** BEGIN **

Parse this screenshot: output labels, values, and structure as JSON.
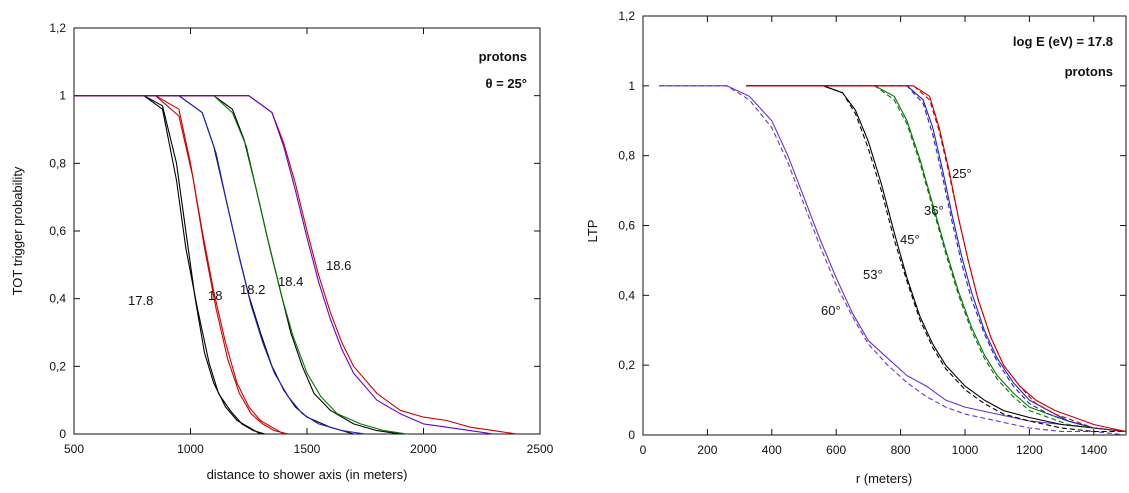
{
  "chart_data": [
    {
      "type": "line",
      "xlabel": "distance to shower axis (in meters)",
      "ylabel": "TOT trigger probability",
      "xlim": [
        500,
        2500
      ],
      "ylim": [
        0,
        1.2
      ],
      "x_ticks": [
        "500",
        "1000",
        "1500",
        "2000",
        "2500"
      ],
      "y_ticks": [
        "0",
        "0,2",
        "0,4",
        "0,6",
        "0,8",
        "1",
        "1,2"
      ],
      "annotations": [
        "protons",
        "θ = 25°"
      ],
      "curve_labels": [
        "17.8",
        "18",
        "18.2",
        "18.4",
        "18.6"
      ],
      "series": [
        {
          "color": "#000000",
          "x": [
            500,
            800,
            880,
            940,
            980,
            1020,
            1060,
            1100,
            1150,
            1200,
            1250,
            1300
          ],
          "values": [
            1,
            1,
            0.97,
            0.8,
            0.6,
            0.4,
            0.24,
            0.15,
            0.08,
            0.04,
            0.02,
            0
          ]
        },
        {
          "color": "#000000",
          "x": [
            500,
            800,
            880,
            940,
            980,
            1030,
            1080,
            1120,
            1170,
            1220,
            1270,
            1320
          ],
          "values": [
            1,
            1,
            0.96,
            0.75,
            0.55,
            0.37,
            0.21,
            0.12,
            0.07,
            0.03,
            0.01,
            0
          ]
        },
        {
          "color": "#cc0000",
          "x": [
            500,
            850,
            950,
            1000,
            1050,
            1100,
            1150,
            1200,
            1250,
            1300,
            1350,
            1400
          ],
          "values": [
            1,
            1,
            0.96,
            0.8,
            0.6,
            0.42,
            0.27,
            0.15,
            0.08,
            0.04,
            0.02,
            0
          ]
        },
        {
          "color": "#cc0000",
          "x": [
            500,
            850,
            950,
            1010,
            1060,
            1110,
            1160,
            1210,
            1260,
            1310,
            1360,
            1420
          ],
          "values": [
            1,
            1,
            0.94,
            0.76,
            0.55,
            0.37,
            0.22,
            0.12,
            0.06,
            0.03,
            0.01,
            0
          ]
        },
        {
          "color": "#000000",
          "x": [
            500,
            950,
            1050,
            1100,
            1150,
            1200,
            1250,
            1300,
            1350,
            1400,
            1450,
            1500,
            1600,
            1700
          ],
          "values": [
            1,
            1,
            0.95,
            0.85,
            0.7,
            0.55,
            0.41,
            0.3,
            0.2,
            0.13,
            0.08,
            0.05,
            0.02,
            0
          ]
        },
        {
          "color": "#2222cc",
          "x": [
            500,
            950,
            1050,
            1110,
            1160,
            1210,
            1260,
            1310,
            1360,
            1420,
            1480,
            1550,
            1650,
            1750
          ],
          "values": [
            1,
            1,
            0.95,
            0.83,
            0.67,
            0.52,
            0.38,
            0.27,
            0.18,
            0.11,
            0.06,
            0.03,
            0.01,
            0
          ]
        },
        {
          "color": "#000000",
          "x": [
            500,
            1100,
            1180,
            1230,
            1280,
            1330,
            1380,
            1430,
            1480,
            1530,
            1600,
            1700,
            1800,
            1900
          ],
          "values": [
            1,
            1,
            0.96,
            0.87,
            0.73,
            0.58,
            0.44,
            0.3,
            0.2,
            0.12,
            0.07,
            0.03,
            0.01,
            0
          ]
        },
        {
          "color": "#007700",
          "x": [
            500,
            1100,
            1180,
            1240,
            1290,
            1340,
            1390,
            1440,
            1500,
            1560,
            1630,
            1730,
            1830,
            1930
          ],
          "values": [
            1,
            1,
            0.95,
            0.85,
            0.7,
            0.55,
            0.41,
            0.29,
            0.18,
            0.11,
            0.06,
            0.03,
            0.01,
            0
          ]
        },
        {
          "color": "#cc0000",
          "x": [
            500,
            1250,
            1350,
            1400,
            1450,
            1500,
            1550,
            1600,
            1650,
            1700,
            1800,
            1900,
            2000,
            2100,
            2200,
            2300,
            2400
          ],
          "values": [
            1,
            1,
            0.95,
            0.86,
            0.74,
            0.6,
            0.47,
            0.36,
            0.27,
            0.2,
            0.12,
            0.07,
            0.05,
            0.04,
            0.02,
            0.01,
            0
          ]
        },
        {
          "color": "#6600cc",
          "x": [
            500,
            1250,
            1350,
            1400,
            1450,
            1500,
            1550,
            1600,
            1650,
            1700,
            1800,
            1900,
            2000,
            2100,
            2200,
            2300
          ],
          "values": [
            1,
            1,
            0.95,
            0.85,
            0.72,
            0.58,
            0.45,
            0.34,
            0.25,
            0.18,
            0.1,
            0.06,
            0.03,
            0.02,
            0.01,
            0
          ]
        }
      ]
    },
    {
      "type": "line",
      "xlabel": "r (meters)",
      "ylabel": "LTP",
      "xlim": [
        0,
        1500
      ],
      "ylim": [
        0,
        1.2
      ],
      "x_ticks": [
        "0",
        "200",
        "400",
        "600",
        "800",
        "1000",
        "1200",
        "1400"
      ],
      "y_ticks": [
        "0",
        "0,2",
        "0,4",
        "0,6",
        "0,8",
        "1",
        "1,2"
      ],
      "annotations": [
        "log E (eV) = 17.8",
        "protons"
      ],
      "curve_labels": [
        "25°",
        "36°",
        "45°",
        "53°",
        "60°"
      ],
      "series": [
        {
          "color": "#6633cc",
          "dash": false,
          "x": [
            50,
            260,
            330,
            400,
            450,
            500,
            550,
            600,
            650,
            700,
            760,
            820,
            880,
            940,
            1000,
            1100,
            1200,
            1300,
            1400,
            1500
          ],
          "values": [
            1,
            1,
            0.97,
            0.9,
            0.8,
            0.68,
            0.56,
            0.45,
            0.35,
            0.27,
            0.22,
            0.17,
            0.14,
            0.1,
            0.08,
            0.06,
            0.04,
            0.03,
            0.02,
            0.01
          ]
        },
        {
          "color": "#6633cc",
          "dash": true,
          "x": [
            50,
            260,
            330,
            400,
            450,
            500,
            550,
            600,
            650,
            700,
            760,
            820,
            880,
            940,
            1000,
            1100,
            1200,
            1300,
            1400,
            1500
          ],
          "values": [
            1,
            1,
            0.96,
            0.88,
            0.78,
            0.66,
            0.54,
            0.43,
            0.34,
            0.26,
            0.2,
            0.15,
            0.11,
            0.08,
            0.06,
            0.04,
            0.02,
            0.01,
            0.01,
            0
          ]
        },
        {
          "color": "#000000",
          "dash": false,
          "x": [
            320,
            560,
            620,
            660,
            700,
            740,
            780,
            820,
            860,
            900,
            940,
            1000,
            1060,
            1120,
            1200,
            1300,
            1400,
            1500
          ],
          "values": [
            1,
            1,
            0.98,
            0.93,
            0.84,
            0.72,
            0.58,
            0.45,
            0.34,
            0.26,
            0.2,
            0.14,
            0.1,
            0.07,
            0.05,
            0.03,
            0.02,
            0.01
          ]
        },
        {
          "color": "#000000",
          "dash": true,
          "x": [
            320,
            560,
            620,
            660,
            700,
            740,
            780,
            820,
            860,
            900,
            940,
            1000,
            1060,
            1120,
            1200,
            1300,
            1400,
            1500
          ],
          "values": [
            1,
            1,
            0.98,
            0.92,
            0.82,
            0.7,
            0.56,
            0.44,
            0.33,
            0.25,
            0.19,
            0.13,
            0.09,
            0.06,
            0.04,
            0.02,
            0.01,
            0.01
          ]
        },
        {
          "color": "#007700",
          "dash": false,
          "x": [
            320,
            720,
            780,
            820,
            860,
            900,
            940,
            980,
            1020,
            1060,
            1100,
            1150,
            1200,
            1260,
            1320,
            1400,
            1500
          ],
          "values": [
            1,
            1,
            0.97,
            0.9,
            0.79,
            0.66,
            0.53,
            0.41,
            0.31,
            0.23,
            0.17,
            0.12,
            0.08,
            0.06,
            0.04,
            0.02,
            0.01
          ]
        },
        {
          "color": "#007700",
          "dash": true,
          "x": [
            320,
            720,
            780,
            820,
            860,
            900,
            940,
            980,
            1020,
            1060,
            1100,
            1150,
            1200,
            1260,
            1320,
            1400,
            1500
          ],
          "values": [
            1,
            1,
            0.96,
            0.89,
            0.78,
            0.65,
            0.52,
            0.4,
            0.3,
            0.22,
            0.16,
            0.11,
            0.07,
            0.05,
            0.03,
            0.02,
            0.01
          ]
        },
        {
          "color": "#2222cc",
          "dash": false,
          "x": [
            320,
            820,
            870,
            900,
            930,
            960,
            990,
            1020,
            1060,
            1100,
            1150,
            1200,
            1260,
            1320,
            1400,
            1500
          ],
          "values": [
            1,
            1,
            0.96,
            0.88,
            0.76,
            0.63,
            0.51,
            0.41,
            0.3,
            0.22,
            0.15,
            0.1,
            0.07,
            0.04,
            0.02,
            0.01
          ]
        },
        {
          "color": "#2222cc",
          "dash": true,
          "x": [
            320,
            820,
            870,
            900,
            930,
            960,
            990,
            1020,
            1060,
            1100,
            1150,
            1200,
            1260,
            1320,
            1400,
            1500
          ],
          "values": [
            1,
            1,
            0.95,
            0.86,
            0.74,
            0.61,
            0.49,
            0.39,
            0.29,
            0.21,
            0.14,
            0.09,
            0.06,
            0.04,
            0.02,
            0.01
          ]
        },
        {
          "color": "#cc0000",
          "dash": false,
          "x": [
            320,
            840,
            890,
            920,
            950,
            980,
            1010,
            1040,
            1080,
            1120,
            1170,
            1220,
            1280,
            1340,
            1400,
            1450,
            1500
          ],
          "values": [
            1,
            1,
            0.97,
            0.88,
            0.76,
            0.62,
            0.5,
            0.39,
            0.28,
            0.2,
            0.14,
            0.1,
            0.07,
            0.05,
            0.03,
            0.02,
            0.01
          ]
        },
        {
          "color": "#cc0000",
          "dash": true,
          "x": [
            320,
            840,
            890,
            920,
            950,
            980,
            1010,
            1040,
            1080,
            1120,
            1170,
            1220,
            1280,
            1340,
            1400,
            1500
          ],
          "values": [
            1,
            1,
            0.96,
            0.87,
            0.75,
            0.62,
            0.5,
            0.39,
            0.28,
            0.2,
            0.14,
            0.09,
            0.06,
            0.04,
            0.02,
            0.01
          ]
        }
      ]
    }
  ]
}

** END **

### What the exercise asks
Count the lines in the records above that contain the word "ylabel", and reply with only that number.

### Solved exercise
2